● **EXERCISE**:
Please print every record below exactly as it appears.

==*==

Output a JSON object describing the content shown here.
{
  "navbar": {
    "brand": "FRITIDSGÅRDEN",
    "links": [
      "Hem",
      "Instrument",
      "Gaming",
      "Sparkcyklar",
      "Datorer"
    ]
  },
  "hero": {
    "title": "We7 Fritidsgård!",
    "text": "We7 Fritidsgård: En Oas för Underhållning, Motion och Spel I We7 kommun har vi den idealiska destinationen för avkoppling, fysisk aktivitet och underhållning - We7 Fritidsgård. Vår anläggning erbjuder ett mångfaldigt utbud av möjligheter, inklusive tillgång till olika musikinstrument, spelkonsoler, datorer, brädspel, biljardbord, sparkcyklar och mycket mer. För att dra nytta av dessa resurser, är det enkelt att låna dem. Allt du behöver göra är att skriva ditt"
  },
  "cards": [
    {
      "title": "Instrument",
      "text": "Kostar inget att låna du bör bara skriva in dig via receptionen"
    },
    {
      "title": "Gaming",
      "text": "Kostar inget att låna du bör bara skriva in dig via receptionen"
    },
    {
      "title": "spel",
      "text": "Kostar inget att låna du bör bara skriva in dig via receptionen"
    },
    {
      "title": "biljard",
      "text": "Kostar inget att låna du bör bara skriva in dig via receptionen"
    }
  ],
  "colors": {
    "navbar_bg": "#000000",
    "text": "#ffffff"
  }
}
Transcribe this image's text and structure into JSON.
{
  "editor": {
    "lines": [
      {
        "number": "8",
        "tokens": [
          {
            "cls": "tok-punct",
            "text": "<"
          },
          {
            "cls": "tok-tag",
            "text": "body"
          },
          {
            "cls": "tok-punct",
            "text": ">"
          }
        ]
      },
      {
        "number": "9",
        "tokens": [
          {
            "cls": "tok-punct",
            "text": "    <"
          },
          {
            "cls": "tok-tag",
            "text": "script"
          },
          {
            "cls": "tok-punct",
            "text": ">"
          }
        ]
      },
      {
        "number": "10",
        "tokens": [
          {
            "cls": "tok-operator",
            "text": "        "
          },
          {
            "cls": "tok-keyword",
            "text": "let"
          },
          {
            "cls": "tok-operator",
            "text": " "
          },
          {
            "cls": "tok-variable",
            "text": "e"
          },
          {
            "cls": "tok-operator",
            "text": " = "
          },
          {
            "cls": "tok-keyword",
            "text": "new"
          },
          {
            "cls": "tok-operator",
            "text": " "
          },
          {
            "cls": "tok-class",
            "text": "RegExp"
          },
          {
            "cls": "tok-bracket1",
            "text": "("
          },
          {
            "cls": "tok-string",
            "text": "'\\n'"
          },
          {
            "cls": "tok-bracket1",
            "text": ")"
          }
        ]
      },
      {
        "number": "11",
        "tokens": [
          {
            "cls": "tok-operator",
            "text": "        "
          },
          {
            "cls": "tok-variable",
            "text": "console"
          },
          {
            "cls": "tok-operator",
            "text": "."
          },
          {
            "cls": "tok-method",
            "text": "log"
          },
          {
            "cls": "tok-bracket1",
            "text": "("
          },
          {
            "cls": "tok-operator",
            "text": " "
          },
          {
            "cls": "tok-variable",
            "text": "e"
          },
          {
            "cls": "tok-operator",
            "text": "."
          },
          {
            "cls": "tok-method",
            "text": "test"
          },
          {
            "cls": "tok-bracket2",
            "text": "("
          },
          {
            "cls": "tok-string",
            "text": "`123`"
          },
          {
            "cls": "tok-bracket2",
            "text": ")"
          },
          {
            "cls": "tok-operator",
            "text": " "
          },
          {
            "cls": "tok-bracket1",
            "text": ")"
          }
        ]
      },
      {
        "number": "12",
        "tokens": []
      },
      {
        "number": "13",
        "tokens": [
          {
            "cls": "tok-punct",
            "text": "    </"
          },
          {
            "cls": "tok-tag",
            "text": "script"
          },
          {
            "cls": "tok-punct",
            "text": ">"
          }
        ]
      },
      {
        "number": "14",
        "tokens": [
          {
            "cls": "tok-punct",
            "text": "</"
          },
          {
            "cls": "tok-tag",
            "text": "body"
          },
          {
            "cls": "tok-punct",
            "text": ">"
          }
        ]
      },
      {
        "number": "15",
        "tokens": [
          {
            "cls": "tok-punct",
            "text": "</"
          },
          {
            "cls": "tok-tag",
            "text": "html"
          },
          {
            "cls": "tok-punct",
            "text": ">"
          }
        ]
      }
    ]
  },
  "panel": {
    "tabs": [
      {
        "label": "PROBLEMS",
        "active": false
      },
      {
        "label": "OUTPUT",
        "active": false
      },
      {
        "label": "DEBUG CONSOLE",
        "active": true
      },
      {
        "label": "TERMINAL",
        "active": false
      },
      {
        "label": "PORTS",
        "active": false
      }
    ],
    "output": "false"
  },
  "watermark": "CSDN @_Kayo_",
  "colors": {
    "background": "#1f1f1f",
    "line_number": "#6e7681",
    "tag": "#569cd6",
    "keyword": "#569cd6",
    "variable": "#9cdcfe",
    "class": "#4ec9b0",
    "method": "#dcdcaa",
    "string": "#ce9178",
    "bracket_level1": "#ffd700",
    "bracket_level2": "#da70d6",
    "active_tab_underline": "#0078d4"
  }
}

==*==

● **FINAL RESULT**:
Output a JSON object describing the content shown here.
{
  "navbar": {
    "brand": "FRITIDSGÅRDEN",
    "links": [
      "Hem",
      "Instrument",
      "Gaming",
      "Sparkcyklar",
      "Datorer"
    ]
  },
  "hero": {
    "title": "We7 Fritidsgård!",
    "text": "We7 Fritidsgård: En Oas för Underhållning, Motion och Spel I We7 kommun har vi den idealiska destinationen för avkoppling, fysisk aktivitet och underhållning - We7 Fritidsgård. Vår anläggning erbjuder ett mångfaldigt utbud av möjligheter, inklusive tillgång till olika musikinstrument, spelkonsoler, datorer, brädspel, biljardbord, sparkcyklar och mycket mer. För att dra nytta av dessa resurser, är det enkelt att låna dem. Allt du behöver göra är att skriva ditt"
  },
  "cards": [
    {
      "title": "Instrument",
      "text": "Kostar inget att låna du bör bara skriva in dig via receptionen"
    },
    {
      "title": "Gaming",
      "text": "Kostar inget att låna du bör bara skriva in dig via receptionen"
    },
    {
      "title": "spel",
      "text": "Kostar inget att låna du bör bara skriva in dig via receptionen"
    },
    {
      "title": "biljard",
      "text": "Kostar inget att låna du bör bara skriva in dig via receptionen"
    }
  ],
  "colors": {
    "navbar_bg": "#000000",
    "text": "#ffffff"
  }
}
Transcribe this image's text and structure into JSON.
{
  "editor": {
    "lines": [
      {
        "number": "8",
        "tokens": [
          {
            "cls": "tok-punct",
            "text": "<"
          },
          {
            "cls": "tok-tag",
            "text": "body"
          },
          {
            "cls": "tok-punct",
            "text": ">"
          }
        ]
      },
      {
        "number": "9",
        "tokens": [
          {
            "cls": "tok-punct",
            "text": "    <"
          },
          {
            "cls": "tok-tag",
            "text": "script"
          },
          {
            "cls": "tok-punct",
            "text": ">"
          }
        ]
      },
      {
        "number": "10",
        "tokens": [
          {
            "cls": "tok-operator",
            "text": "        "
          },
          {
            "cls": "tok-keyword",
            "text": "let"
          },
          {
            "cls": "tok-operator",
            "text": " "
          },
          {
            "cls": "tok-variable",
            "text": "e"
          },
          {
            "cls": "tok-operator",
            "text": " = "
          },
          {
            "cls": "tok-keyword",
            "text": "new"
          },
          {
            "cls": "tok-operator",
            "text": " "
          },
          {
            "cls": "tok-class",
            "text": "RegExp"
          },
          {
            "cls": "tok-bracket1",
            "text": "("
          },
          {
            "cls": "tok-string",
            "text": "'\\n'"
          },
          {
            "cls": "tok-bracket1",
            "text": ")"
          }
        ]
      },
      {
        "number": "11",
        "tokens": [
          {
            "cls": "tok-operator",
            "text": "        "
          },
          {
            "cls": "tok-variable",
            "text": "console"
          },
          {
            "cls": "tok-operator",
            "text": "."
          },
          {
            "cls": "tok-method",
            "text": "log"
          },
          {
            "cls": "tok-bracket1",
            "text": "("
          },
          {
            "cls": "tok-operator",
            "text": " "
          },
          {
            "cls": "tok-variable",
            "text": "e"
          },
          {
            "cls": "tok-operator",
            "text": "."
          },
          {
            "cls": "tok-method",
            "text": "test"
          },
          {
            "cls": "tok-bracket2",
            "text": "("
          },
          {
            "cls": "tok-string",
            "text": "`123`"
          },
          {
            "cls": "tok-bracket2",
            "text": ")"
          },
          {
            "cls": "tok-operator",
            "text": " "
          },
          {
            "cls": "tok-bracket1",
            "text": ")"
          }
        ]
      },
      {
        "number": "12",
        "tokens": []
      },
      {
        "number": "13",
        "tokens": [
          {
            "cls": "tok-punct",
            "text": "    </"
          },
          {
            "cls": "tok-tag",
            "text": "script"
          },
          {
            "cls": "tok-punct",
            "text": ">"
          }
        ]
      },
      {
        "number": "14",
        "tokens": [
          {
            "cls": "tok-punct",
            "text": "</"
          },
          {
            "cls": "tok-tag",
            "text": "body"
          },
          {
            "cls": "tok-punct",
            "text": ">"
          }
        ]
      },
      {
        "number": "15",
        "tokens": [
          {
            "cls": "tok-punct",
            "text": "</"
          },
          {
            "cls": "tok-tag",
            "text": "html"
          },
          {
            "cls": "tok-punct",
            "text": ">"
          }
        ]
      }
    ]
  },
  "panel": {
    "tabs": [
      {
        "label": "PROBLEMS",
        "active": false
      },
      {
        "label": "OUTPUT",
        "active": false
      },
      {
        "label": "DEBUG CONSOLE",
        "active": true
      },
      {
        "label": "TERMINAL",
        "active": false
      },
      {
        "label": "PORTS",
        "active": false
      }
    ],
    "output": "false"
  },
  "watermark": "CSDN @_Kayo_",
  "colors": {
    "background": "#1f1f1f",
    "line_number": "#6e7681",
    "tag": "#569cd6",
    "keyword": "#569cd6",
    "variable": "#9cdcfe",
    "class": "#4ec9b0",
    "method": "#dcdcaa",
    "string": "#ce9178",
    "bracket_level1": "#ffd700",
    "bracket_level2": "#da70d6",
    "active_tab_underline": "#0078d4"
  }
}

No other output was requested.